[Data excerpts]
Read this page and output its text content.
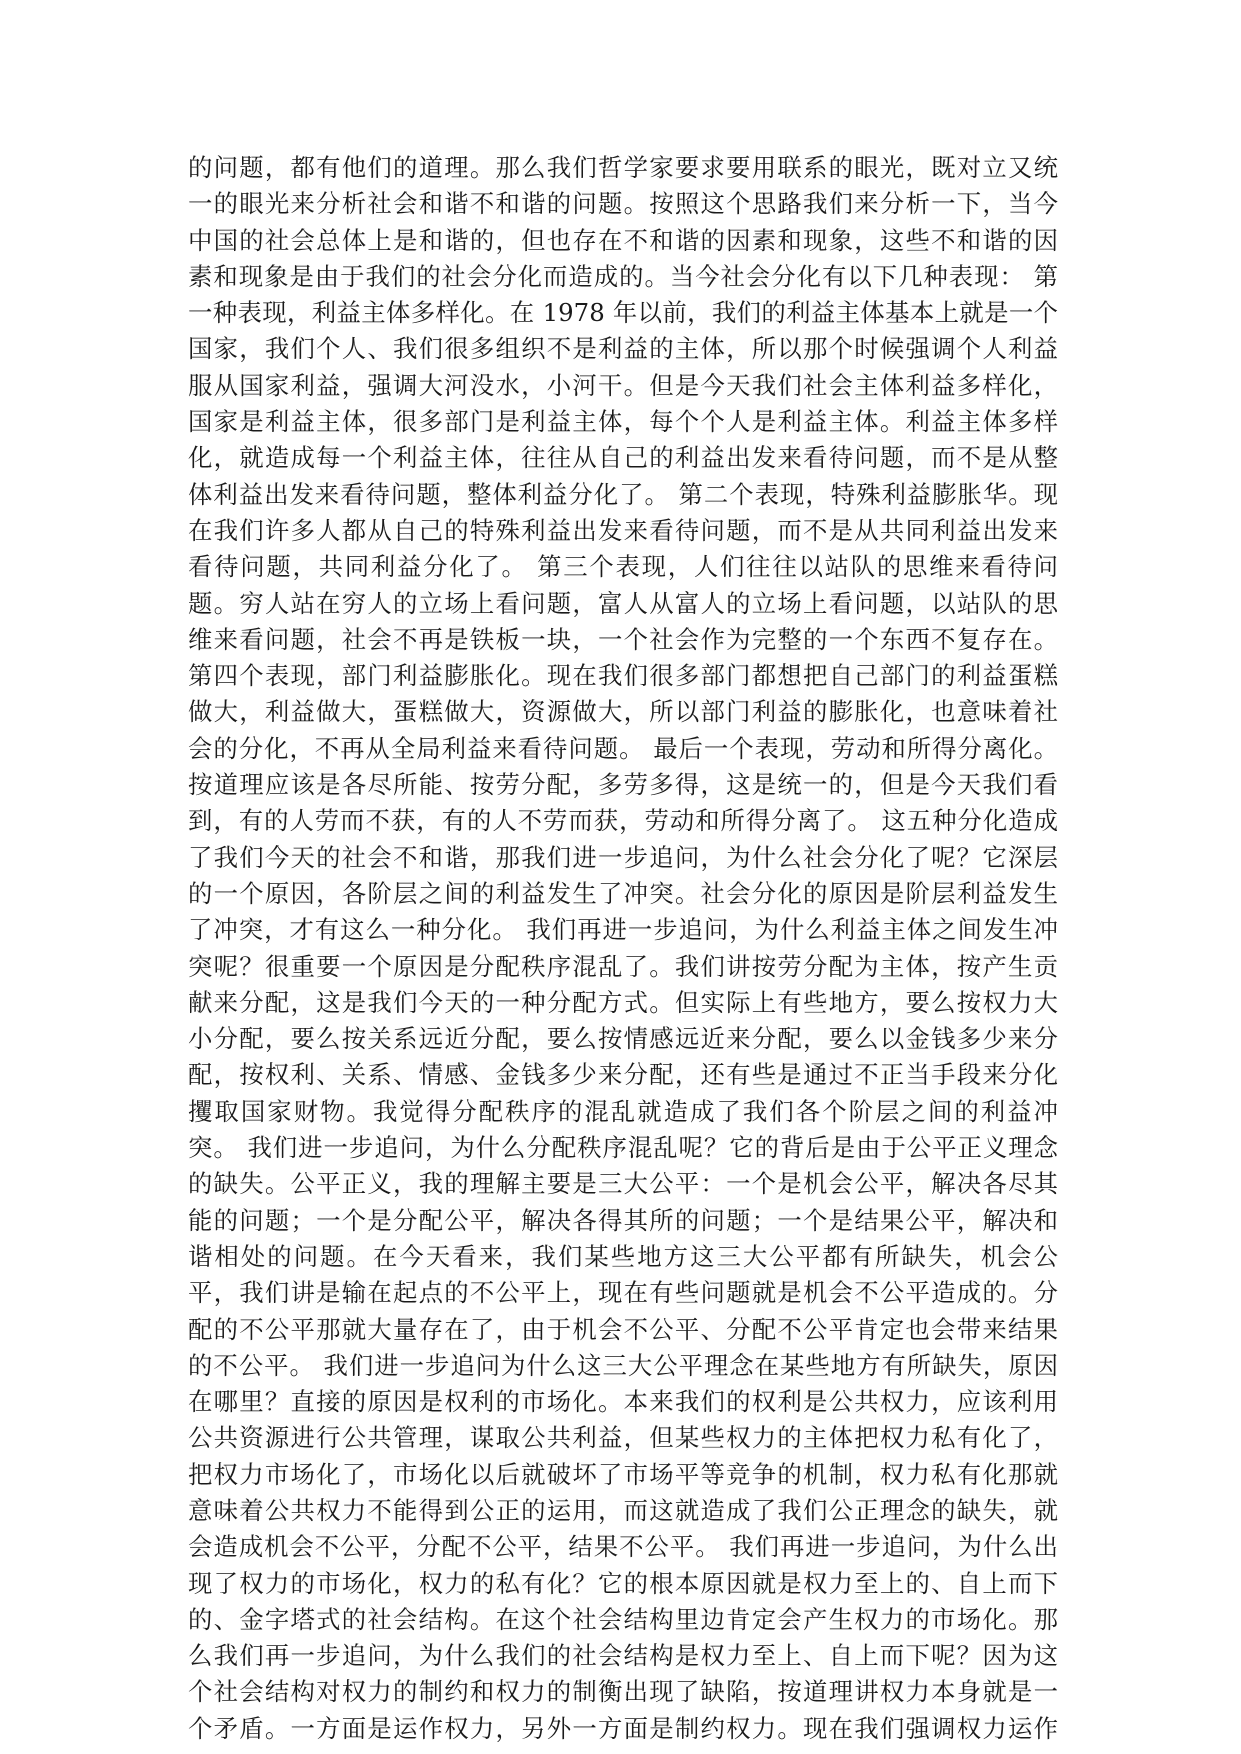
的问题，都有他们的道理。那么我们哲学家要求要用联系的眼光，既对立又统
一的眼光来分析社会和谐不和谐的问题。按照这个思路我们来分析一下，当今
中国的社会总体上是和谐的，但也存在不和谐的因素和现象，这些不和谐的因
素和现象是由于我们的社会分化而造成的。当今社会分化有以下几种表现： 第
一种表现，利益主体多样化。在 1978 年以前，我们的利益主体基本上就是一个
国家，我们个人、我们很多组织不是利益的主体，所以那个时候强调个人利益
服从国家利益，强调大河没水，小河干。但是今天我们社会主体利益多样化，
国家是利益主体，很多部门是利益主体，每个个人是利益主体。利益主体多样
化，就造成每一个利益主体，往往从自己的利益出发来看待问题，而不是从整
体利益出发来看待问题，整体利益分化了。 第二个表现，特殊利益膨胀华。现
在我们许多人都从自己的特殊利益出发来看待问题，而不是从共同利益出发来
看待问题，共同利益分化了。 第三个表现，人们往往以站队的思维来看待问
题。穷人站在穷人的立场上看问题，富人从富人的立场上看问题，以站队的思
维来看问题，社会不再是铁板一块，一个社会作为完整的一个东西不复存在。
第四个表现，部门利益膨胀化。现在我们很多部门都想把自己部门的利益蛋糕
做大，利益做大，蛋糕做大，资源做大，所以部门利益的膨胀化，也意味着社
会的分化，不再从全局利益来看待问题。 最后一个表现，劳动和所得分离化。
按道理应该是各尽所能、按劳分配，多劳多得，这是统一的，但是今天我们看
到，有的人劳而不获，有的人不劳而获，劳动和所得分离了。 这五种分化造成
了我们今天的社会不和谐，那我们进一步追问，为什么社会分化了呢？它深层
的一个原因，各阶层之间的利益发生了冲突。社会分化的原因是阶层利益发生
了冲突，才有这么一种分化。 我们再进一步追问，为什么利益主体之间发生冲
突呢？很重要一个原因是分配秩序混乱了。我们讲按劳分配为主体，按产生贡
献来分配，这是我们今天的一种分配方式。但实际上有些地方，要么按权力大
小分配，要么按关系远近分配，要么按情感远近来分配，要么以金钱多少来分
配，按权利、关系、情感、金钱多少来分配，还有些是通过不正当手段来分化
攫取国家财物。我觉得分配秩序的混乱就造成了我们各个阶层之间的利益冲
突。 我们进一步追问，为什么分配秩序混乱呢？它的背后是由于公平正义理念
的缺失。公平正义，我的理解主要是三大公平：一个是机会公平，解决各尽其
能的问题；一个是分配公平，解决各得其所的问题；一个是结果公平，解决和
谐相处的问题。在今天看来，我们某些地方这三大公平都有所缺失，机会公
平，我们讲是输在起点的不公平上，现在有些问题就是机会不公平造成的。分
配的不公平那就大量存在了，由于机会不公平、分配不公平肯定也会带来结果
的不公平。 我们进一步追问为什么这三大公平理念在某些地方有所缺失，原因
在哪里？直接的原因是权利的市场化。本来我们的权利是公共权力，应该利用
公共资源进行公共管理，谋取公共利益，但某些权力的主体把权力私有化了，
把权力市场化了，市场化以后就破坏了市场平等竞争的机制，权力私有化那就
意味着公共权力不能得到公正的运用，而这就造成了我们公正理念的缺失，就
会造成机会不公平，分配不公平，结果不公平。 我们再进一步追问，为什么出
现了权力的市场化，权力的私有化？它的根本原因就是权力至上的、自上而下
的、金字塔式的社会结构。在这个社会结构里边肯定会产生权力的市场化。那
么我们再一步追问，为什么我们的社会结构是权力至上、自上而下呢？因为这
个社会结构对权力的制约和权力的制衡出现了缺陷，按道理讲权力本身就是一
个矛盾。一方面是运作权力，另外一方面是制约权力。现在我们强调权力运作
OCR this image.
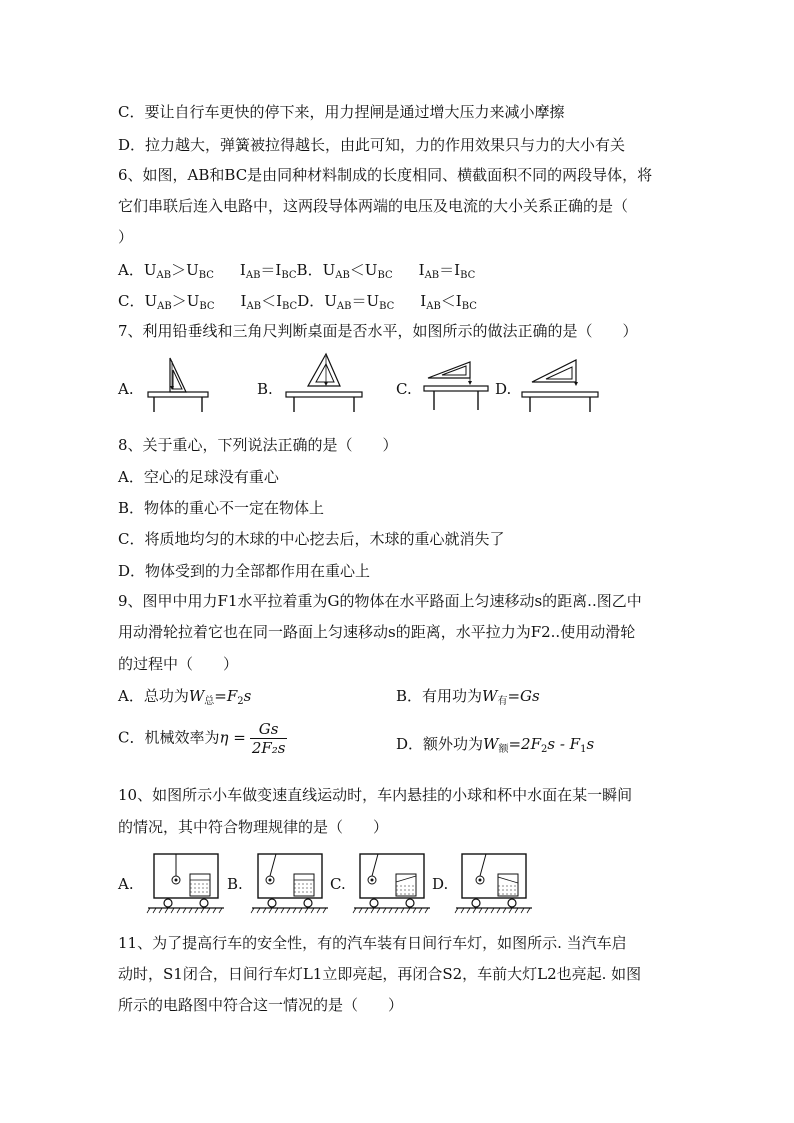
C．要让自行车更快的停下来，用力捏闸是通过增大压力来减小摩擦
D．拉力越大，弹簧被拉得越长，由此可知，力的作用效果只与力的大小有关
6、如图，AB和BC是由同种材料制成的长度相同、横截面积不同的两段导体，将
它们串联后连入电路中，这两段导体两端的电压及电流的大小关系正确的是（
）
A．$U_{AB}>U_{BC}$ $I_{AB}=I_{BC}B$．$U_{AB}<U_{BC}$ $I_{AB}=I_{BC}$
C．$U_{AB}>U_{BC}$ $I_{AB}<I_{BC}D$．$U_{AB}=U_{BC}$ $I_{AB}<I_{BC}$
7、利用铅垂线和三角尺判断桌面是否水平，如图所示的做法正确的是（　　）
A.	B.	C.	D.
8、关于重心，下列说法正确的是（　　）
A．空心的足球没有重心
B．物体的重心不一定在物体上
C．将质地均匀的木球的中心挖去后，木球的重心就消失了
D．物体受到的力全部都作用在重心上
9、图甲中用力F1水平拉着重为G的物体在水平路面上匀速移动s的距离..图乙中
用动滑轮拉着它也在同一路面上匀速移动s的距离，水平拉力为F2..使用动滑轮
的过程中（　　）
A．总功为$W_总=F_2s$	B．有用功为$W_有=Gs$
C．机械效率为$\eta = \frac{Gs}{\text{2F₂s}}$	D．额外功为$W_额=2F_2s - F_1s$
10、如图所示小车做变速直线运动时，车内悬挂的小球和杯中水面在某一瞬间
的情况，其中符合物理规律的是（　　）
A.	B.	C.	D.
11、为了提高行车的安全性，有的汽车装有日间行车灯，如图所示. 当汽车启
动时，S1闭合，日间行车灯L1立即亮起，再闭合S2，车前大灯L2也亮起. 如图
所示的电路图中符合这一情况的是（　　）
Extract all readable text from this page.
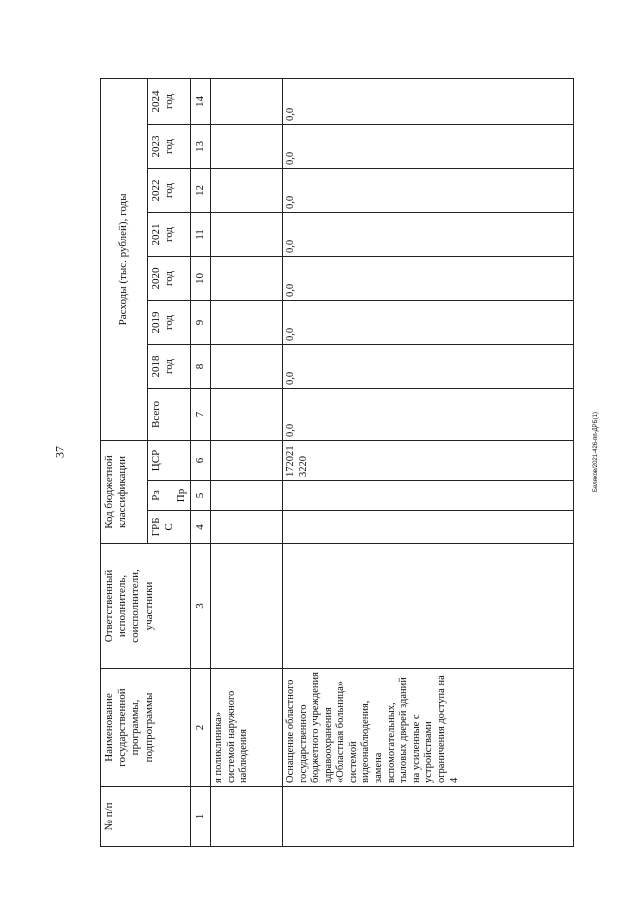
37	Беляков/2021-426-пп-ДРБ(1)
№ п/п	Наименование государственной программы, подпрограммы	Ответственный исполнитель, соисполнители, участники	Код бюджетной классификации			Расходы (тыс. рублей), годы							
			ГРБС	Рз Пр	ЦСР	Всего	2018 год	2019 год	2020 год	2021 год	2022 год	2023 год	2024 год
1	2	3	4	5	6	7	8	9	10	11	12	13	14
	я поликлиника» системой наружного наблюдения												
	Оснащение областного государственного бюджетного учреждения здравоохранения «Областная больница» системой видеонаблюдения, замена вспомогательных, тыловых дверей зданий на усиленные с устройствами ограничения доступа на 4				172021 3220	0,0	0,0	0,0	0,0	0,0	0,0	0,0	0,0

* **TO DO**
Copy the material above exactly and drop the pictures.

* **RESULT OF THIS EXERCISE**
Read this page and output its text content.
的问题，都有他们的道理。那么我们哲学家要求要用联系的眼光，既对立又统
一的眼光来分析社会和谐不和谐的问题。按照这个思路我们来分析一下，当今
中国的社会总体上是和谐的，但也存在不和谐的因素和现象，这些不和谐的因
素和现象是由于我们的社会分化而造成的。当今社会分化有以下几种表现： 第
一种表现，利益主体多样化。在 1978 年以前，我们的利益主体基本上就是一个
国家，我们个人、我们很多组织不是利益的主体，所以那个时候强调个人利益
服从国家利益，强调大河没水，小河干。但是今天我们社会主体利益多样化，
国家是利益主体，很多部门是利益主体，每个个人是利益主体。利益主体多样
化，就造成每一个利益主体，往往从自己的利益出发来看待问题，而不是从整
体利益出发来看待问题，整体利益分化了。 第二个表现，特殊利益膨胀华。现
在我们许多人都从自己的特殊利益出发来看待问题，而不是从共同利益出发来
看待问题，共同利益分化了。 第三个表现，人们往往以站队的思维来看待问
题。穷人站在穷人的立场上看问题，富人从富人的立场上看问题，以站队的思
维来看问题，社会不再是铁板一块，一个社会作为完整的一个东西不复存在。
第四个表现，部门利益膨胀化。现在我们很多部门都想把自己部门的利益蛋糕
做大，利益做大，蛋糕做大，资源做大，所以部门利益的膨胀化，也意味着社
会的分化，不再从全局利益来看待问题。 最后一个表现，劳动和所得分离化。
按道理应该是各尽所能、按劳分配，多劳多得，这是统一的，但是今天我们看
到，有的人劳而不获，有的人不劳而获，劳动和所得分离了。 这五种分化造成
了我们今天的社会不和谐，那我们进一步追问，为什么社会分化了呢？它深层
的一个原因，各阶层之间的利益发生了冲突。社会分化的原因是阶层利益发生
了冲突，才有这么一种分化。 我们再进一步追问，为什么利益主体之间发生冲
突呢？很重要一个原因是分配秩序混乱了。我们讲按劳分配为主体，按产生贡
献来分配，这是我们今天的一种分配方式。但实际上有些地方，要么按权力大
小分配，要么按关系远近分配，要么按情感远近来分配，要么以金钱多少来分
配，按权利、关系、情感、金钱多少来分配，还有些是通过不正当手段来分化
攫取国家财物。我觉得分配秩序的混乱就造成了我们各个阶层之间的利益冲
突。 我们进一步追问，为什么分配秩序混乱呢？它的背后是由于公平正义理念
的缺失。公平正义，我的理解主要是三大公平：一个是机会公平，解决各尽其
能的问题；一个是分配公平，解决各得其所的问题；一个是结果公平，解决和
谐相处的问题。在今天看来，我们某些地方这三大公平都有所缺失，机会公
平，我们讲是输在起点的不公平上，现在有些问题就是机会不公平造成的。分
配的不公平那就大量存在了，由于机会不公平、分配不公平肯定也会带来结果
的不公平。 我们进一步追问为什么这三大公平理念在某些地方有所缺失，原因
在哪里？直接的原因是权利的市场化。本来我们的权利是公共权力，应该利用
公共资源进行公共管理，谋取公共利益，但某些权力的主体把权力私有化了，
把权力市场化了，市场化以后就破坏了市场平等竞争的机制，权力私有化那就
意味着公共权力不能得到公正的运用，而这就造成了我们公正理念的缺失，就
会造成机会不公平，分配不公平，结果不公平。 我们再进一步追问，为什么出
现了权力的市场化，权力的私有化？它的根本原因就是权力至上的、自上而下
的、金字塔式的社会结构。在这个社会结构里边肯定会产生权力的市场化。那
么我们再一步追问，为什么我们的社会结构是权力至上、自上而下呢？因为这
个社会结构对权力的制约和权力的制衡出现了缺陷，按道理讲权力本身就是一
个矛盾。一方面是运作权力，另外一方面是制约权力。现在我们强调权力运作
OCR this image.
C．要让自行车更快的停下来，用力捏闸是通过增大压力来减小摩擦
D．拉力越大，弹簧被拉得越长，由此可知，力的作用效果只与力的大小有关
6、如图，AB和BC是由同种材料制成的长度相同、横截面积不同的两段导体，将
它们串联后连入电路中，这两段导体两端的电压及电流的大小关系正确的是（
）
A．$U_{AB}>U_{BC}$ $I_{AB}=I_{BC}B$．$U_{AB}<U_{BC}$ $I_{AB}=I_{BC}$
C．$U_{AB}>U_{BC}$ $I_{AB}<I_{BC}D$．$U_{AB}=U_{BC}$ $I_{AB}<I_{BC}$
7、利用铅垂线和三角尺判断桌面是否水平，如图所示的做法正确的是（　　）
A.	B.	C.	D.
8、关于重心，下列说法正确的是（　　）
A．空心的足球没有重心
B．物体的重心不一定在物体上
C．将质地均匀的木球的中心挖去后，木球的重心就消失了
D．物体受到的力全部都作用在重心上
9、图甲中用力F1水平拉着重为G的物体在水平路面上匀速移动s的距离..图乙中
用动滑轮拉着它也在同一路面上匀速移动s的距离，水平拉力为F2..使用动滑轮
的过程中（　　）
A．总功为$W_总=F_2s$	B．有用功为$W_有=Gs$
C．机械效率为$\eta = \frac{Gs}{\text{2F₂s}}$	D．额外功为$W_额=2F_2s - F_1s$
10、如图所示小车做变速直线运动时，车内悬挂的小球和杯中水面在某一瞬间
的情况，其中符合物理规律的是（　　）
A.	B.	C.	D.
11、为了提高行车的安全性，有的汽车装有日间行车灯，如图所示. 当汽车启
动时，S1闭合，日间行车灯L1立即亮起，再闭合S2，车前大灯L2也亮起. 如图
所示的电路图中符合这一情况的是（　　）
Extract all readable text from this page.
37	Беляков/2021-426-пп-ДРБ(1)
№ п/п	Наименование государственной программы, подпрограммы	Ответственный исполнитель, соисполнители, участники	Код бюджетной классификации			Расходы (тыс. рублей), годы							
			ГРБС	Рз Пр	ЦСР	Всего	2018 год	2019 год	2020 год	2021 год	2022 год	2023 год	2024 год
1	2	3	4	5	6	7	8	9	10	11	12	13	14
	я поликлиника» системой наружного наблюдения												
	Оснащение областного государственного бюджетного учреждения здравоохранения «Областная больница» системой видеонаблюдения, замена вспомогательных, тыловых дверей зданий на усиленные с устройствами ограничения доступа на 4				172021 3220	0,0	0,0	0,0	0,0	0,0	0,0	0,0	0,0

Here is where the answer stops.